:: Problem details ::
Repeat the records exactly, with one exception: no images.

----- Entries shown

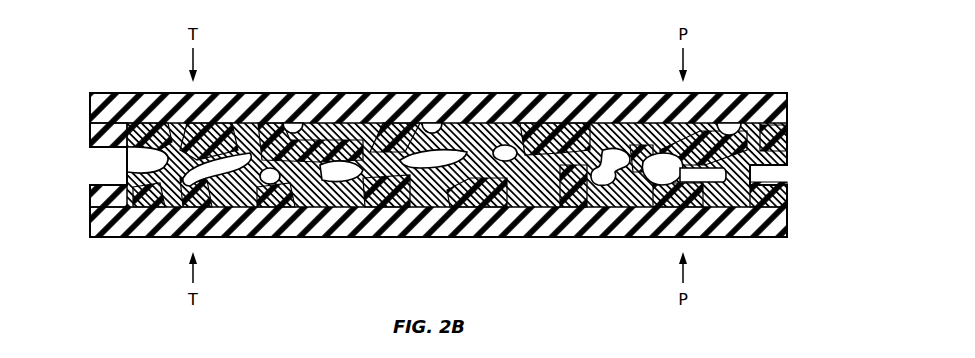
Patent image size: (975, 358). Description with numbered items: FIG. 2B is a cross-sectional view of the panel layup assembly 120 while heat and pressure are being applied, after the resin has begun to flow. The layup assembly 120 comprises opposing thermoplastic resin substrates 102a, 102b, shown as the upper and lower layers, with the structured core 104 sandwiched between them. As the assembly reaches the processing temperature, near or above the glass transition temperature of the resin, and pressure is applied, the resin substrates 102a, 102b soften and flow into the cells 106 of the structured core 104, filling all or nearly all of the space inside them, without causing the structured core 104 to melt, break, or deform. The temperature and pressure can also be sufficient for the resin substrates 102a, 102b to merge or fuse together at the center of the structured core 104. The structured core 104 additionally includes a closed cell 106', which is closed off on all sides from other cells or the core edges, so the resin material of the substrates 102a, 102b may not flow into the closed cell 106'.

The layup assembly 120 is at (447, 149).
The resin substrate 102a is at (778, 113).
The resin substrate 102b is at (778, 217).
The structured core 104 is at (442, 156).
The cells 106 is at (148, 214).
The closed cell 106' is at (541, 96).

----------

:: Answer space ::
Patent image size: (975, 358). Description with numbered items: FIG. 2B is a cross-sectional view of the panel layup assembly 120 while heat and pressure are being applied, after the resin has begun to flow. The layup assembly 120 comprises opposing thermoplastic resin substrates 102a, 102b, shown as the upper and lower layers, with the structured core 104 sandwiched between them. As the assembly reaches the processing temperature, near or above the glass transition temperature of the resin, and pressure is applied, the resin substrates 102a, 102b soften and flow into the cells 106 of the structured core 104, filling all or nearly all of the space inside them, without causing the structured core 104 to melt, break, or deform. The temperature and pressure can also be sufficient for the resin substrates 102a, 102b to merge or fuse together at the center of the structured core 104. The structured core 104 additionally includes a closed cell 106', which is closed off on all sides from other cells or the core edges, so the resin material of the substrates 102a, 102b may not flow into the closed cell 106'.

The layup assembly 120 is at (447, 149).
The resin substrate 102a is at (778, 113).
The resin substrate 102b is at (778, 217).
The structured core 104 is at (442, 156).
The cells 106 is at (148, 214).
The closed cell 106' is at (541, 96).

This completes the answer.